Requirements: Of all the lines in this data, how many include "turns"? Respond with the number only.

Recorded information:

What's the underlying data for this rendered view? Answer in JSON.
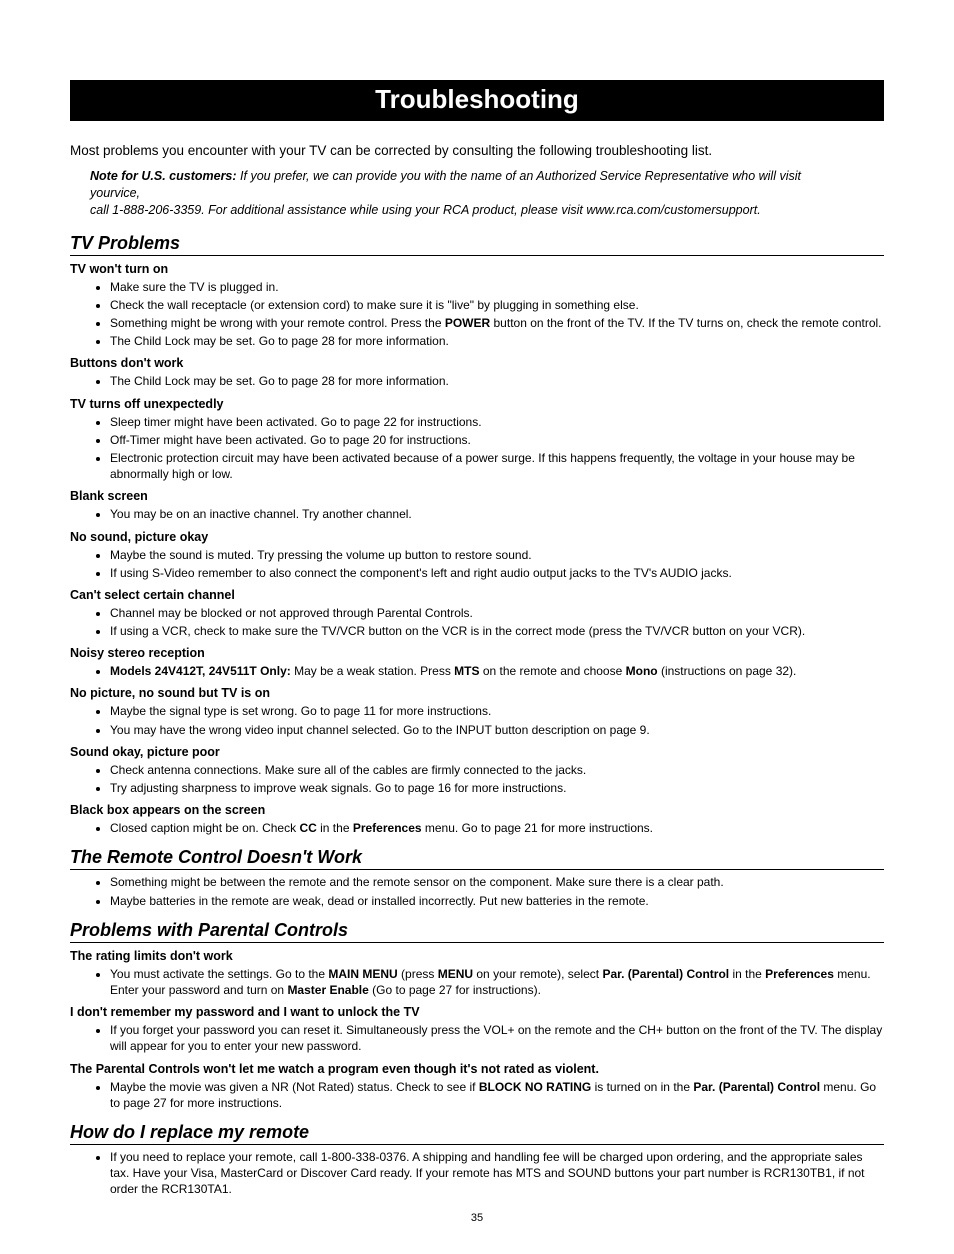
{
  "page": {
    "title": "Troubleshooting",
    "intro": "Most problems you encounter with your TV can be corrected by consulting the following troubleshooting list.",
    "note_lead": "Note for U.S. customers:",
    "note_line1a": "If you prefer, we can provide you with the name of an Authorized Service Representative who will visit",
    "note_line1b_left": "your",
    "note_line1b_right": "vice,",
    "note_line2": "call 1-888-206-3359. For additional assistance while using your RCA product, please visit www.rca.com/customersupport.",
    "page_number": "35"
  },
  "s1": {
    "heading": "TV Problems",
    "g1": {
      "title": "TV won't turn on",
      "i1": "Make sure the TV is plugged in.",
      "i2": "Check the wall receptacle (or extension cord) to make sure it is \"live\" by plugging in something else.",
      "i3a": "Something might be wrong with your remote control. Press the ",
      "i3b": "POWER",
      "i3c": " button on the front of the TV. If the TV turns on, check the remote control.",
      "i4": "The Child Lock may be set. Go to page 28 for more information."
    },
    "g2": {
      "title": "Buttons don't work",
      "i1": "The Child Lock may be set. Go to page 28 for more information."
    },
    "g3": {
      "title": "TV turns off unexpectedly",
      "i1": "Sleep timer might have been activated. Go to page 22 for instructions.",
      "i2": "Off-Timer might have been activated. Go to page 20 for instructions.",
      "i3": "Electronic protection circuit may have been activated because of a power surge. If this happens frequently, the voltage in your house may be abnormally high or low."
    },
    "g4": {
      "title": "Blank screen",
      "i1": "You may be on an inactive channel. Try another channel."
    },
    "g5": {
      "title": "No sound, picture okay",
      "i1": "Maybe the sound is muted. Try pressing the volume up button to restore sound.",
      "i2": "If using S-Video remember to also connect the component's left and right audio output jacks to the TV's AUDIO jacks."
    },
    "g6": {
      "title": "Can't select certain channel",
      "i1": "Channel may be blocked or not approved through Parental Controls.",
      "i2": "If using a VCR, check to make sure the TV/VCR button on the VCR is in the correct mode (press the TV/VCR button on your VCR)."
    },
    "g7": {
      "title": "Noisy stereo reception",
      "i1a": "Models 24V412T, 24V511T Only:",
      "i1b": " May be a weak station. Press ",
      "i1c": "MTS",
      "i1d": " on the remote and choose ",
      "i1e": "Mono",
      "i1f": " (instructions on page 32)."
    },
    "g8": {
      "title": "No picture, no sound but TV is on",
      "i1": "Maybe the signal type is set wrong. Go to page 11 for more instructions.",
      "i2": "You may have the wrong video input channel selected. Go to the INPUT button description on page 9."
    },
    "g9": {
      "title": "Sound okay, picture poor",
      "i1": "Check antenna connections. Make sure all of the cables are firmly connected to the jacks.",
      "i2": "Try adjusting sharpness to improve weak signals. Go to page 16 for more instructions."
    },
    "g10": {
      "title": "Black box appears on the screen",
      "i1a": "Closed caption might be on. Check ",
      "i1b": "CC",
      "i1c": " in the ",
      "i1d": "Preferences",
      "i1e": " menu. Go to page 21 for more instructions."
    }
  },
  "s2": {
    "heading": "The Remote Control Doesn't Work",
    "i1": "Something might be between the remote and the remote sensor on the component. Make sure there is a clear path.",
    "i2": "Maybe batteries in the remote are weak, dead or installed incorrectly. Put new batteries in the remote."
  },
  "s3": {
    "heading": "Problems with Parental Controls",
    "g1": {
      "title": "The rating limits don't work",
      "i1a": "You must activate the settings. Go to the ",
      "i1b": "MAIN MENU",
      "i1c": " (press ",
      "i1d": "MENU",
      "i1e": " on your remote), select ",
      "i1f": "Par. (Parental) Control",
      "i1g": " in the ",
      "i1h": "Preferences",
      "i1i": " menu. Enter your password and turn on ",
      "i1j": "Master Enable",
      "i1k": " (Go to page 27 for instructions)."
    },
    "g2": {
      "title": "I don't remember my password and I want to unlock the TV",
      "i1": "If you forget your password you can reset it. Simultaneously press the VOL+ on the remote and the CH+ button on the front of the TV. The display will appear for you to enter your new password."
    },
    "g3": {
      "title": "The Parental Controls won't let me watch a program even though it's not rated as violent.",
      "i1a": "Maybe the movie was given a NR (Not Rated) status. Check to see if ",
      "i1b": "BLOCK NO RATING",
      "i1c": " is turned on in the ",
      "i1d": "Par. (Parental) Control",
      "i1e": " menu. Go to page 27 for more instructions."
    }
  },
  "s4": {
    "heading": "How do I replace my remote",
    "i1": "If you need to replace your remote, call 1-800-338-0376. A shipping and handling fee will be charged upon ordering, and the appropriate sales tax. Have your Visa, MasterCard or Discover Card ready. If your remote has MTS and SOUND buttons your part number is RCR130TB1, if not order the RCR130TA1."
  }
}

---

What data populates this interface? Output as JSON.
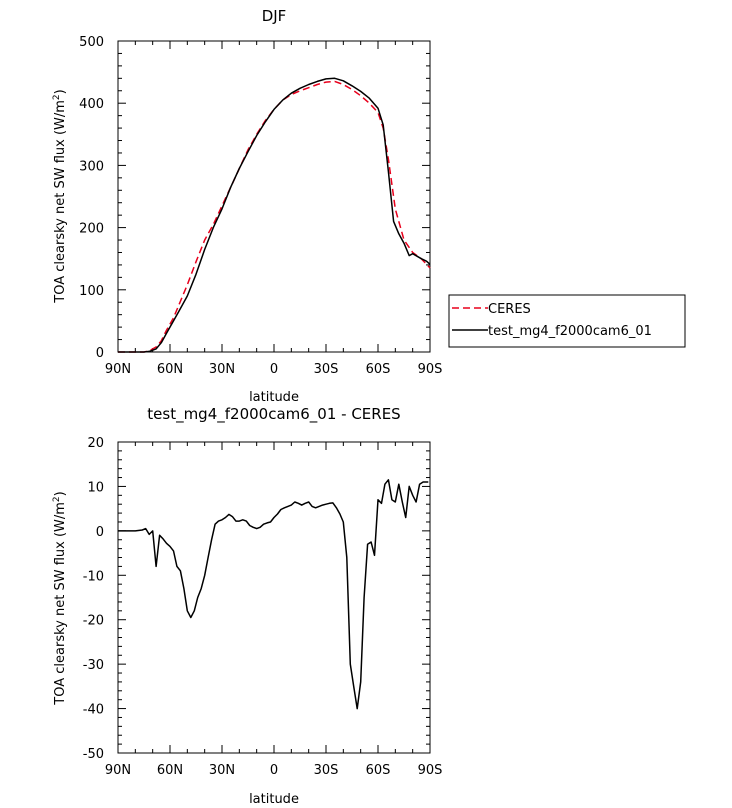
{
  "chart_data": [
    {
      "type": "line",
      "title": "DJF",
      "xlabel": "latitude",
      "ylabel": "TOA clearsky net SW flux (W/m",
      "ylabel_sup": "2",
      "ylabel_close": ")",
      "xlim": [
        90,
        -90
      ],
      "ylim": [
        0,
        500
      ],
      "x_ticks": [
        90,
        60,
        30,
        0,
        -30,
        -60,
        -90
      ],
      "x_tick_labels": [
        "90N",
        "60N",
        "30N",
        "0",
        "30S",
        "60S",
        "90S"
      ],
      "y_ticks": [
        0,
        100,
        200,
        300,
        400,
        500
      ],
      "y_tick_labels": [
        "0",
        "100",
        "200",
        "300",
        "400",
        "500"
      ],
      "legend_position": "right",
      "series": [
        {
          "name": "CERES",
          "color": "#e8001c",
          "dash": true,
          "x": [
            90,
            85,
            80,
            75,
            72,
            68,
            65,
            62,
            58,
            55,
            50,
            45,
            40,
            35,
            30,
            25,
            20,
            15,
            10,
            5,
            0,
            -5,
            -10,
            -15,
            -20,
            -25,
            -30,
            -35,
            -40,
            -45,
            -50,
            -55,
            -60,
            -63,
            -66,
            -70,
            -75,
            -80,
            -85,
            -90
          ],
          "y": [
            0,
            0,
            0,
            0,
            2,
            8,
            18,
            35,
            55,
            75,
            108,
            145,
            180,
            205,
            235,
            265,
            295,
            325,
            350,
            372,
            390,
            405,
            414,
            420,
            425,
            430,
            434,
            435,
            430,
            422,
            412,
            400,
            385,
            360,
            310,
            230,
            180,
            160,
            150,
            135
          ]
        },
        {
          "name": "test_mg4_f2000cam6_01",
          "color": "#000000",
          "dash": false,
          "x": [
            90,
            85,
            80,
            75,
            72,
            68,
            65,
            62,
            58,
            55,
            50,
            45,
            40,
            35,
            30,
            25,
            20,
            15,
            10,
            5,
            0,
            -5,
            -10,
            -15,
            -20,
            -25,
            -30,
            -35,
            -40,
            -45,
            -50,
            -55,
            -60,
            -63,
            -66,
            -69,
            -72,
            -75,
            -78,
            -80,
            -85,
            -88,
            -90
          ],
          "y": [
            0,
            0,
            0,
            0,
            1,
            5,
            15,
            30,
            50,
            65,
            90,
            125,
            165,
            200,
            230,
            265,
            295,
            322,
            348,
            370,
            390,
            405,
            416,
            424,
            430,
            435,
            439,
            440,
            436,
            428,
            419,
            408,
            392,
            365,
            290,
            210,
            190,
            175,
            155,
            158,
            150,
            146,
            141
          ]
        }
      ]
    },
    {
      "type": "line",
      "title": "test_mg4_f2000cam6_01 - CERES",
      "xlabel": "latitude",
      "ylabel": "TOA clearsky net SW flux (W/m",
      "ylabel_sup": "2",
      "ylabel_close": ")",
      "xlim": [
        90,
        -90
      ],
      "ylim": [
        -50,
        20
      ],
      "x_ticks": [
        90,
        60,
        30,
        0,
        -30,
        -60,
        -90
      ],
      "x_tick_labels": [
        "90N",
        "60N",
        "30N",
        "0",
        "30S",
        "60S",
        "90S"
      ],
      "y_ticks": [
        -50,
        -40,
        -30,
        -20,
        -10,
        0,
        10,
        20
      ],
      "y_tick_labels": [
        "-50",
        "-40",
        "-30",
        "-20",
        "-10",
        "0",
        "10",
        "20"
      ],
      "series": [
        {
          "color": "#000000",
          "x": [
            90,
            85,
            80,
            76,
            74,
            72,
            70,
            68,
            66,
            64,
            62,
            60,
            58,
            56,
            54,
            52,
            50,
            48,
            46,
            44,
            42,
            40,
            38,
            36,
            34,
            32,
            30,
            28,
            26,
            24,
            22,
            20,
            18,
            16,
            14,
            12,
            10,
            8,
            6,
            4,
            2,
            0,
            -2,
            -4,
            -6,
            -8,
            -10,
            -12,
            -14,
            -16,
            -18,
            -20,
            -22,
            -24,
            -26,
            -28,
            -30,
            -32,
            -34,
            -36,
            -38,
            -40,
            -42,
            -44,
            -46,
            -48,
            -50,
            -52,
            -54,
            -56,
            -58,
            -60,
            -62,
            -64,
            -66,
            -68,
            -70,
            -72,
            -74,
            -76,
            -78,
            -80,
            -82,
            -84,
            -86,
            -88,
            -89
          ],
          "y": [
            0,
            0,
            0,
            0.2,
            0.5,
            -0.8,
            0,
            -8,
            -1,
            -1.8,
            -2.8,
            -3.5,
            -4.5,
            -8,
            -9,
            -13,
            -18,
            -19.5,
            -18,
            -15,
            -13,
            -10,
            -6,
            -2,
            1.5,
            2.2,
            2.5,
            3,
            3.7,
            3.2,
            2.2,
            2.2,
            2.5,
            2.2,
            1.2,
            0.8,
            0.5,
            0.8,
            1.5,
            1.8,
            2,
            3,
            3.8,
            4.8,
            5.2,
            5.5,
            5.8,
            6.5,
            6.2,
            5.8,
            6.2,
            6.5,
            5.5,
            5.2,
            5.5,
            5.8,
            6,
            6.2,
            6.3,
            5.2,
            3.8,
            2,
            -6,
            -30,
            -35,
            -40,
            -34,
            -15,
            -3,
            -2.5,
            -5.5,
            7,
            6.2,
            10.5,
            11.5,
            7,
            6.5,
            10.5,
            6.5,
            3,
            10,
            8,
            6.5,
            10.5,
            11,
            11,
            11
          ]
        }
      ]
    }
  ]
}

Written answer: 2